┌──
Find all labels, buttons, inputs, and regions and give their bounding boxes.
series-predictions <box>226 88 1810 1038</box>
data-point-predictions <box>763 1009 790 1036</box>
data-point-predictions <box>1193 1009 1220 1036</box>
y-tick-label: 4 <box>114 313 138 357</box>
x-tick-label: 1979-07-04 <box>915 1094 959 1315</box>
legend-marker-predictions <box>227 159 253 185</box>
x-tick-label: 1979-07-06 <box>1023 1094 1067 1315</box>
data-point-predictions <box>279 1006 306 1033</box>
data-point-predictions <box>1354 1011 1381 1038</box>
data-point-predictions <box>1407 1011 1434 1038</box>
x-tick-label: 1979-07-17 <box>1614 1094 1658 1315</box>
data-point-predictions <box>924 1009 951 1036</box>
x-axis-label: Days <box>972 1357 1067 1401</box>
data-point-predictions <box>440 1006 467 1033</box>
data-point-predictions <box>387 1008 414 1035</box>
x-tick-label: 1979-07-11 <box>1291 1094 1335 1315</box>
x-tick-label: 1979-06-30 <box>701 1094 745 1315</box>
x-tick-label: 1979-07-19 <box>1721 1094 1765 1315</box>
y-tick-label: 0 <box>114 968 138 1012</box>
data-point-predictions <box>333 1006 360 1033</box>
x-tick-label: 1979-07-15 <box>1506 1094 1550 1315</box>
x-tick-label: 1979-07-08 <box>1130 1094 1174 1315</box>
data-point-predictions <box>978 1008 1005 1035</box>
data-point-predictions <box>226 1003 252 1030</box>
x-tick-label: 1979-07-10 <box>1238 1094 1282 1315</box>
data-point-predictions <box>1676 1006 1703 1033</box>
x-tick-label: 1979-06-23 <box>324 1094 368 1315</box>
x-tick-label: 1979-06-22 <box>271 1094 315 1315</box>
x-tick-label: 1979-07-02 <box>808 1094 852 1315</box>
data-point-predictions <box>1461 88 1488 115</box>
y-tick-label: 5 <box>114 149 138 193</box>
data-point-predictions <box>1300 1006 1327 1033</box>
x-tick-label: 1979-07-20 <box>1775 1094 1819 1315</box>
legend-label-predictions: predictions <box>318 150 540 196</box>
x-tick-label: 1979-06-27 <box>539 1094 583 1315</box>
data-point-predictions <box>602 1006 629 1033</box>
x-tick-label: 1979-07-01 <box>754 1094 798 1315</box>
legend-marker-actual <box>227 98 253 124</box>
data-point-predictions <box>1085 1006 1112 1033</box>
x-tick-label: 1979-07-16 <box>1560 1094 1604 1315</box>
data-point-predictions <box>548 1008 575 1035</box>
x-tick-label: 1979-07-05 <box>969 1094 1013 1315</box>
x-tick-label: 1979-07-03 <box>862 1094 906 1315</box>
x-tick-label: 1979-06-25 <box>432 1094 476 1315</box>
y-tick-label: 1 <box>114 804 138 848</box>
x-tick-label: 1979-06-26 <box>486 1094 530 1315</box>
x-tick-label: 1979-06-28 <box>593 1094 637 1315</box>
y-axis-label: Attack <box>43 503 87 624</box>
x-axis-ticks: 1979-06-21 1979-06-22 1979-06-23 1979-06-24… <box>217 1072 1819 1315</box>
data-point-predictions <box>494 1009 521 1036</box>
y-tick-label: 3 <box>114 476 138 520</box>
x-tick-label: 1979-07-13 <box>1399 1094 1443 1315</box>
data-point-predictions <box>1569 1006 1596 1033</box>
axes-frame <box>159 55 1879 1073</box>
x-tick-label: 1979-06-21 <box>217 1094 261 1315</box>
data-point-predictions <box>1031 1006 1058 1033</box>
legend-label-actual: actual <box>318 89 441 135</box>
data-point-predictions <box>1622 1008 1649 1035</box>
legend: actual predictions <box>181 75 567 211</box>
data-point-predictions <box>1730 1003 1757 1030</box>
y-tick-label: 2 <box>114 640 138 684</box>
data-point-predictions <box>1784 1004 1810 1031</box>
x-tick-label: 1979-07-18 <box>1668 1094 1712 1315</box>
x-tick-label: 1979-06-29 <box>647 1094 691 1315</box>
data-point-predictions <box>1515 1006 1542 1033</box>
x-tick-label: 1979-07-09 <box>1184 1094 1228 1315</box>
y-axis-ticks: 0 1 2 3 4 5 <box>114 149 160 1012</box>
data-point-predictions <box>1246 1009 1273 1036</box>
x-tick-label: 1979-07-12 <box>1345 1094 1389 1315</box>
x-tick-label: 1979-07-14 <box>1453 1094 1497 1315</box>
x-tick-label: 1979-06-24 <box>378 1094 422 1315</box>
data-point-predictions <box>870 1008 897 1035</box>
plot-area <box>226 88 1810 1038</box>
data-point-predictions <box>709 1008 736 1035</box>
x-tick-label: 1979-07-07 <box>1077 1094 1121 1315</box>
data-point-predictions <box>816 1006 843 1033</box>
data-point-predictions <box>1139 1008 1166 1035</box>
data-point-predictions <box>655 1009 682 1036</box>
└──
THE TASK:
Locate every line above that holds the string 'ticks', and copy each one.

ANSWER FOR THE TASK:
x-axis-ticks: 1979-06-21 1979-06-22 1979-06-23 1979-06-24… <box>217 1072 1819 1315</box>
y-axis-ticks: 0 1 2 3 4 5 <box>114 149 160 1012</box>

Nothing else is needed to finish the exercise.